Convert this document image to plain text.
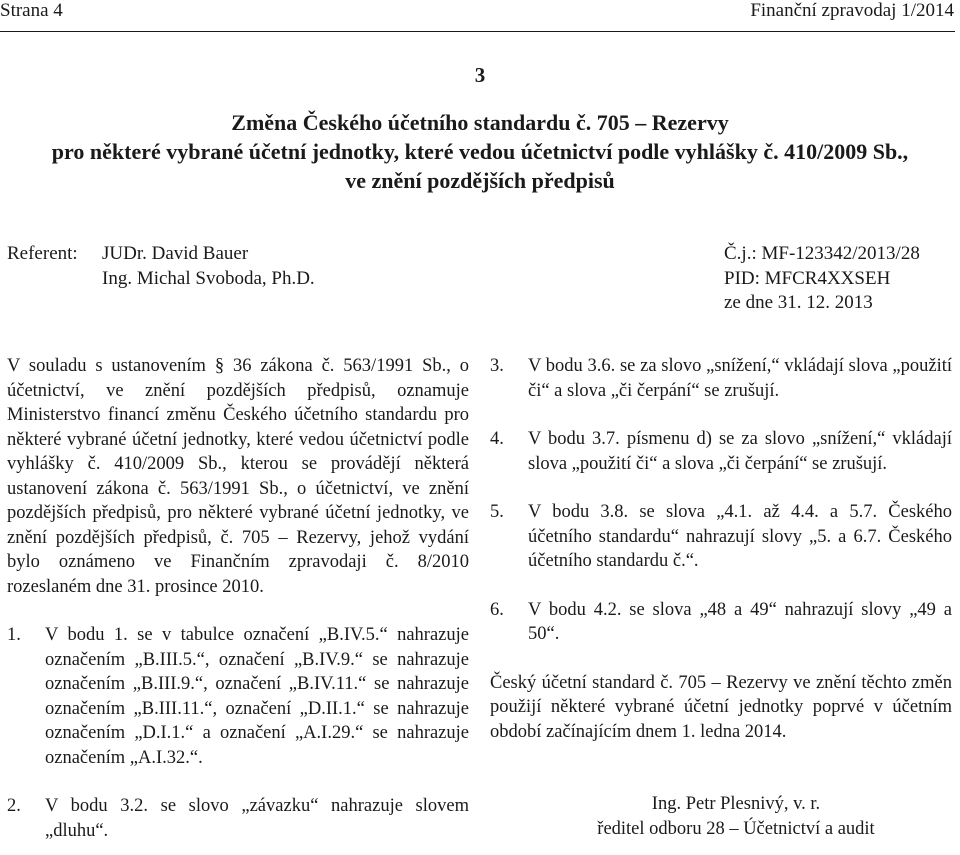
Strana 4	Finanční zpravodaj 1/2014
3
Změna Českého účetního standardu č. 705 – Rezervy
pro některé vybrané účetní jednotky, které vedou účetnictví podle vyhlášky č. 410/2009 Sb.,
ve znění pozdějších předpisů
Referent: JUDr. David Bauer
Ing. Michal Svoboda, Ph.D.
Č.j.: MF-123342/2013/28
PID: MFCR4XXSEH
ze dne 31. 12. 2013
V souladu s ustanovením § 36 zákona č. 563/1991 Sb., o účetnictví, ve znění pozdějších předpisů, oznamuje Ministerstvo financí změnu Českého účetního standardu pro některé vybrané účetní jednotky, které vedou účetnictví podle vyhlášky č. 410/2009 Sb., kterou se provádějí některá ustanovení zákona č. 563/1991 Sb., o účetnictví, ve znění pozdějších předpisů, pro některé vybrané účetní jednotky, ve znění pozdějších předpisů, č. 705 – Rezervy, jehož vydání bylo oznámeno ve Finančním zpravodaji č. 8/2010 rozeslaném dne 31. prosince 2010.
1. V bodu 1. se v tabulce označení „B.IV.5.“ nahrazuje označením „B.III.5.“, označení „B.IV.9.“ se nahrazuje označením „B.III.9.“, označení „B.IV.11.“ se nahrazuje označením „B.III.11.“, označení „D.II.1.“ se nahrazuje označením „D.I.1.“ a označení „A.I.29.“ se nahrazuje označením „A.I.32.“.
2. V bodu 3.2. se slovo „závazku“ nahrazuje slovem „dluhu“.
3. V bodu 3.6. se za slovo „snížení,“ vkládají slova „použití či“ a slova „či čerpání“ se zrušují.
4. V bodu 3.7. písmenu d) se za slovo „snížení,“ vkládají slova „použití či“ a slova „či čerpání“ se zrušují.
5. V bodu 3.8. se slova „4.1. až 4.4. a 5.7. Českého účetního standardu“ nahrazují slovy „5. a 6.7. Českého účetního standardu č.“.
6. V bodu 4.2. se slova „48 a 49“ nahrazují slovy „49 a 50“.
Český účetní standard č. 705 – Rezervy ve znění těchto změn použijí některé vybrané účetní jednotky poprvé v účetním období začínajícím dnem 1. ledna 2014.
Ing. Petr Plesnivý, v. r.
ředitel odboru 28 – Účetnictví a audit
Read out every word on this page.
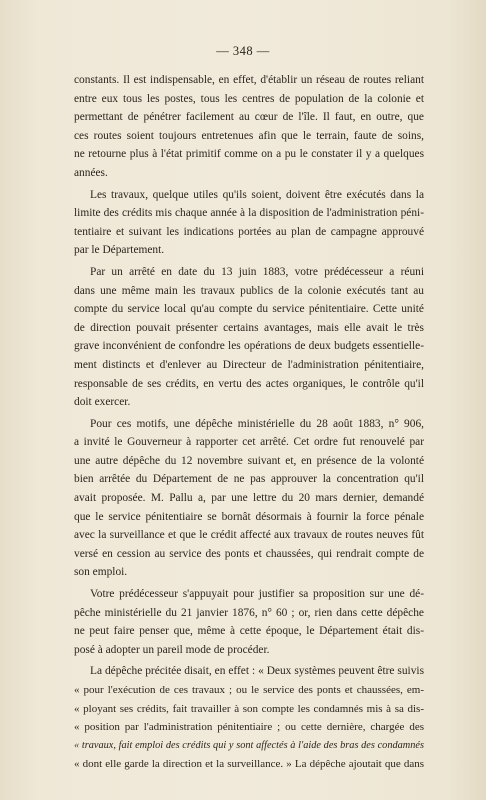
— 348 —
constants. Il est indispensable, en effet, d'établir un réseau de routes reliant
entre eux tous les postes, tous les centres de population de la colonie et
permettant de pénétrer facilement au cœur de l'île. Il faut, en outre, que
ces routes soient toujours entretenues afin que le terrain, faute de soins,
ne retourne plus à l'état primitif comme on a pu le constater il y a quelques
années.
Les travaux, quelque utiles qu'ils soient, doivent être exécutés dans la
limite des crédits mis chaque année à la disposition de l'administration péni-
tentiaire et suivant les indications portées au plan de campagne approuvé
par le Département.
Par un arrêté en date du 13 juin 1883, votre prédécesseur a réuni
dans une même main les travaux publics de la colonie exécutés tant au
compte du service local qu'au compte du service pénitentiaire. Cette unité
de direction pouvait présenter certains avantages, mais elle avait le très
grave inconvénient de confondre les opérations de deux budgets essentielle-
ment distincts et d'enlever au Directeur de l'administration pénitentiaire,
responsable de ses crédits, en vertu des actes organiques, le contrôle qu'il
doit exercer.
Pour ces motifs, une dépêche ministérielle du 28 août 1883, n° 906,
a invité le Gouverneur à rapporter cet arrêté. Cet ordre fut renouvelé par
une autre dépêche du 12 novembre suivant et, en présence de la volonté
bien arrêtée du Département de ne pas approuver la concentration qu'il
avait proposée. M. Pallu a, par une lettre du 20 mars dernier, demandé
que le service pénitentiaire se bornât désormais à fournir la force pénale
avec la surveillance et que le crédit affecté aux travaux de routes neuves fût
versé en cession au service des ponts et chaussées, qui rendrait compte de
son emploi.
Votre prédécesseur s'appuyait pour justifier sa proposition sur une dé-
pêche ministérielle du 21 janvier 1876, n° 60 ; or, rien dans cette dépêche
ne peut faire penser que, même à cette époque, le Département était dis-
posé à adopter un pareil mode de procéder.
La dépêche précitée disait, en effet : « Deux systèmes peuvent être suivis
« pour l'exécution de ces travaux ; ou le service des ponts et chaussées, em-
« ployant ses crédits, fait travailler à son compte les condamnés mis à sa dis-
« position par l'administration pénitentiaire ; ou cette dernière, chargée des
« travaux, fait emploi des crédits qui y sont affectés à l'aide des bras des condamnés
« dont elle garde la direction et la surveillance. » La dépêche ajoutait que dans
****************
- _What the exercise asks_
In how many lines does the word "surveillance" appear? Respond with the number alone.

- _Solution to this exercise_
2